### What is asked
Exact reproduction is required for all entries.

### Data for this task

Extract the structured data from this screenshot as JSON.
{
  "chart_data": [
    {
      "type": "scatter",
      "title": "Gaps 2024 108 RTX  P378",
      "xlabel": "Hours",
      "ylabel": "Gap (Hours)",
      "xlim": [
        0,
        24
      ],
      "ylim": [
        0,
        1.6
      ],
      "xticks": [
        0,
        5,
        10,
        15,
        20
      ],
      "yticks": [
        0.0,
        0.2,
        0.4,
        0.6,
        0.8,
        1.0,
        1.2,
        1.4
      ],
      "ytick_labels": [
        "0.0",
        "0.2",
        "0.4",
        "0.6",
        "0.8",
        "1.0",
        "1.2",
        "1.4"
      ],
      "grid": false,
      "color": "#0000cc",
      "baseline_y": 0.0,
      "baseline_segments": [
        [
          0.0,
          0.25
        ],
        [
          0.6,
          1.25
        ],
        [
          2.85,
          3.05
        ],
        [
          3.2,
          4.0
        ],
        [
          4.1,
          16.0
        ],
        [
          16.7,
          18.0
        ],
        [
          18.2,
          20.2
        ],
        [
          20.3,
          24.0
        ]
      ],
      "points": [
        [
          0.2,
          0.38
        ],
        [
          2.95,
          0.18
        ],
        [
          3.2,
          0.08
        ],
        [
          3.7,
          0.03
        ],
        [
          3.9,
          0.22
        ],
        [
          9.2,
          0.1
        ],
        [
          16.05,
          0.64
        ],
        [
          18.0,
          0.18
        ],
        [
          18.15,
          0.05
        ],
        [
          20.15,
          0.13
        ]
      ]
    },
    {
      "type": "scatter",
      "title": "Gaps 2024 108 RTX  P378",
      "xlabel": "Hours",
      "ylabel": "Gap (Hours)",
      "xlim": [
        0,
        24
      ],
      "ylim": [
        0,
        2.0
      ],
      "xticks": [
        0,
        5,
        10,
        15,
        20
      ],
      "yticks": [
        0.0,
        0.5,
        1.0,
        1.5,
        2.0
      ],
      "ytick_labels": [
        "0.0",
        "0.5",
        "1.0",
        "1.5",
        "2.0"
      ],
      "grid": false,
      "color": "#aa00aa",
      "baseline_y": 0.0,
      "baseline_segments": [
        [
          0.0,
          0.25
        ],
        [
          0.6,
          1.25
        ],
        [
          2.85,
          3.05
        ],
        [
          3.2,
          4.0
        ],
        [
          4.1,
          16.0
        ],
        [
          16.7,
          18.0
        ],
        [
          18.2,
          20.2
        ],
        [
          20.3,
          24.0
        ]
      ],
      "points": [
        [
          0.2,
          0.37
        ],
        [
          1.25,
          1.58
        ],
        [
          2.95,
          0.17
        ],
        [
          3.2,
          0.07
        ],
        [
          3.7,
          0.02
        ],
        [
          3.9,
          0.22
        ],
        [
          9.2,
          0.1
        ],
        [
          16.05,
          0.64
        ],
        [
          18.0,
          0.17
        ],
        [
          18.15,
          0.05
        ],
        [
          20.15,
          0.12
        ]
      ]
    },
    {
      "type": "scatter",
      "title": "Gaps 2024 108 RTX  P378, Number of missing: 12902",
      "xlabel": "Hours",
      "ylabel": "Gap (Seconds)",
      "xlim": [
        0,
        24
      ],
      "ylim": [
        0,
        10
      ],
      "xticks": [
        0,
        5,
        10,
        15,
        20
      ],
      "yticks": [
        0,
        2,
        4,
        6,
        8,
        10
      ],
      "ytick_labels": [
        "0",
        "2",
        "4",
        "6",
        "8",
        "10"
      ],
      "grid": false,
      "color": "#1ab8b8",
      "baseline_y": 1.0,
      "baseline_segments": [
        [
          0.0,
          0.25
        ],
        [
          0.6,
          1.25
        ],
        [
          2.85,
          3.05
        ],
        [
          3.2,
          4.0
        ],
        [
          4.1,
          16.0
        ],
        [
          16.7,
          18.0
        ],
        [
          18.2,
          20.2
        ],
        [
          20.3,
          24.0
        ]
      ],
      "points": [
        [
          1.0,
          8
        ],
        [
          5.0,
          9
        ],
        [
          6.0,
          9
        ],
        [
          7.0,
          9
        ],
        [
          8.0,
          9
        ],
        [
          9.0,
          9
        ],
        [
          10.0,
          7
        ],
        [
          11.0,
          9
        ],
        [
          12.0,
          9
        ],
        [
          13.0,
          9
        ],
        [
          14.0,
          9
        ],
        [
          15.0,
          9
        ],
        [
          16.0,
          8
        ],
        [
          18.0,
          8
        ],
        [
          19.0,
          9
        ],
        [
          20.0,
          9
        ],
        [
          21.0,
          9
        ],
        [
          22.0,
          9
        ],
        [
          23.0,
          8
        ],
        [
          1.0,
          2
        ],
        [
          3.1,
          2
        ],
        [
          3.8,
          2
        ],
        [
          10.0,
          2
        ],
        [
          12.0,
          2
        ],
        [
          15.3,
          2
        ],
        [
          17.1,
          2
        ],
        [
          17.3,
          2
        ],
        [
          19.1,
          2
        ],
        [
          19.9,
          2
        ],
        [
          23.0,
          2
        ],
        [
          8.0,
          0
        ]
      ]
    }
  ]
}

### Exercise result
Extract the structured data from this screenshot as JSON.
{
  "chart_data": [
    {
      "type": "scatter",
      "title": "Gaps 2024 108 RTX  P378",
      "xlabel": "Hours",
      "ylabel": "Gap (Hours)",
      "xlim": [
        0,
        24
      ],
      "ylim": [
        0,
        1.6
      ],
      "xticks": [
        0,
        5,
        10,
        15,
        20
      ],
      "yticks": [
        0.0,
        0.2,
        0.4,
        0.6,
        0.8,
        1.0,
        1.2,
        1.4
      ],
      "ytick_labels": [
        "0.0",
        "0.2",
        "0.4",
        "0.6",
        "0.8",
        "1.0",
        "1.2",
        "1.4"
      ],
      "grid": false,
      "color": "#0000cc",
      "baseline_y": 0.0,
      "baseline_segments": [
        [
          0.0,
          0.25
        ],
        [
          0.6,
          1.25
        ],
        [
          2.85,
          3.05
        ],
        [
          3.2,
          4.0
        ],
        [
          4.1,
          16.0
        ],
        [
          16.7,
          18.0
        ],
        [
          18.2,
          20.2
        ],
        [
          20.3,
          24.0
        ]
      ],
      "points": [
        [
          0.2,
          0.38
        ],
        [
          2.95,
          0.18
        ],
        [
          3.2,
          0.08
        ],
        [
          3.7,
          0.03
        ],
        [
          3.9,
          0.22
        ],
        [
          9.2,
          0.1
        ],
        [
          16.05,
          0.64
        ],
        [
          18.0,
          0.18
        ],
        [
          18.15,
          0.05
        ],
        [
          20.15,
          0.13
        ]
      ]
    },
    {
      "type": "scatter",
      "title": "Gaps 2024 108 RTX  P378",
      "xlabel": "Hours",
      "ylabel": "Gap (Hours)",
      "xlim": [
        0,
        24
      ],
      "ylim": [
        0,
        2.0
      ],
      "xticks": [
        0,
        5,
        10,
        15,
        20
      ],
      "yticks": [
        0.0,
        0.5,
        1.0,
        1.5,
        2.0
      ],
      "ytick_labels": [
        "0.0",
        "0.5",
        "1.0",
        "1.5",
        "2.0"
      ],
      "grid": false,
      "color": "#aa00aa",
      "baseline_y": 0.0,
      "baseline_segments": [
        [
          0.0,
          0.25
        ],
        [
          0.6,
          1.25
        ],
        [
          2.85,
          3.05
        ],
        [
          3.2,
          4.0
        ],
        [
          4.1,
          16.0
        ],
        [
          16.7,
          18.0
        ],
        [
          18.2,
          20.2
        ],
        [
          20.3,
          24.0
        ]
      ],
      "points": [
        [
          0.2,
          0.37
        ],
        [
          1.25,
          1.58
        ],
        [
          2.95,
          0.17
        ],
        [
          3.2,
          0.07
        ],
        [
          3.7,
          0.02
        ],
        [
          3.9,
          0.22
        ],
        [
          9.2,
          0.1
        ],
        [
          16.05,
          0.64
        ],
        [
          18.0,
          0.17
        ],
        [
          18.15,
          0.05
        ],
        [
          20.15,
          0.12
        ]
      ]
    },
    {
      "type": "scatter",
      "title": "Gaps 2024 108 RTX  P378, Number of missing: 12902",
      "xlabel": "Hours",
      "ylabel": "Gap (Seconds)",
      "xlim": [
        0,
        24
      ],
      "ylim": [
        0,
        10
      ],
      "xticks": [
        0,
        5,
        10,
        15,
        20
      ],
      "yticks": [
        0,
        2,
        4,
        6,
        8,
        10
      ],
      "ytick_labels": [
        "0",
        "2",
        "4",
        "6",
        "8",
        "10"
      ],
      "grid": false,
      "color": "#1ab8b8",
      "baseline_y": 1.0,
      "baseline_segments": [
        [
          0.0,
          0.25
        ],
        [
          0.6,
          1.25
        ],
        [
          2.85,
          3.05
        ],
        [
          3.2,
          4.0
        ],
        [
          4.1,
          16.0
        ],
        [
          16.7,
          18.0
        ],
        [
          18.2,
          20.2
        ],
        [
          20.3,
          24.0
        ]
      ],
      "points": [
        [
          1.0,
          8
        ],
        [
          5.0,
          9
        ],
        [
          6.0,
          9
        ],
        [
          7.0,
          9
        ],
        [
          8.0,
          9
        ],
        [
          9.0,
          9
        ],
        [
          10.0,
          7
        ],
        [
          11.0,
          9
        ],
        [
          12.0,
          9
        ],
        [
          13.0,
          9
        ],
        [
          14.0,
          9
        ],
        [
          15.0,
          9
        ],
        [
          16.0,
          8
        ],
        [
          18.0,
          8
        ],
        [
          19.0,
          9
        ],
        [
          20.0,
          9
        ],
        [
          21.0,
          9
        ],
        [
          22.0,
          9
        ],
        [
          23.0,
          8
        ],
        [
          1.0,
          2
        ],
        [
          3.1,
          2
        ],
        [
          3.8,
          2
        ],
        [
          10.0,
          2
        ],
        [
          12.0,
          2
        ],
        [
          15.3,
          2
        ],
        [
          17.1,
          2
        ],
        [
          17.3,
          2
        ],
        [
          19.1,
          2
        ],
        [
          19.9,
          2
        ],
        [
          23.0,
          2
        ],
        [
          8.0,
          0
        ]
      ]
    }
  ]
}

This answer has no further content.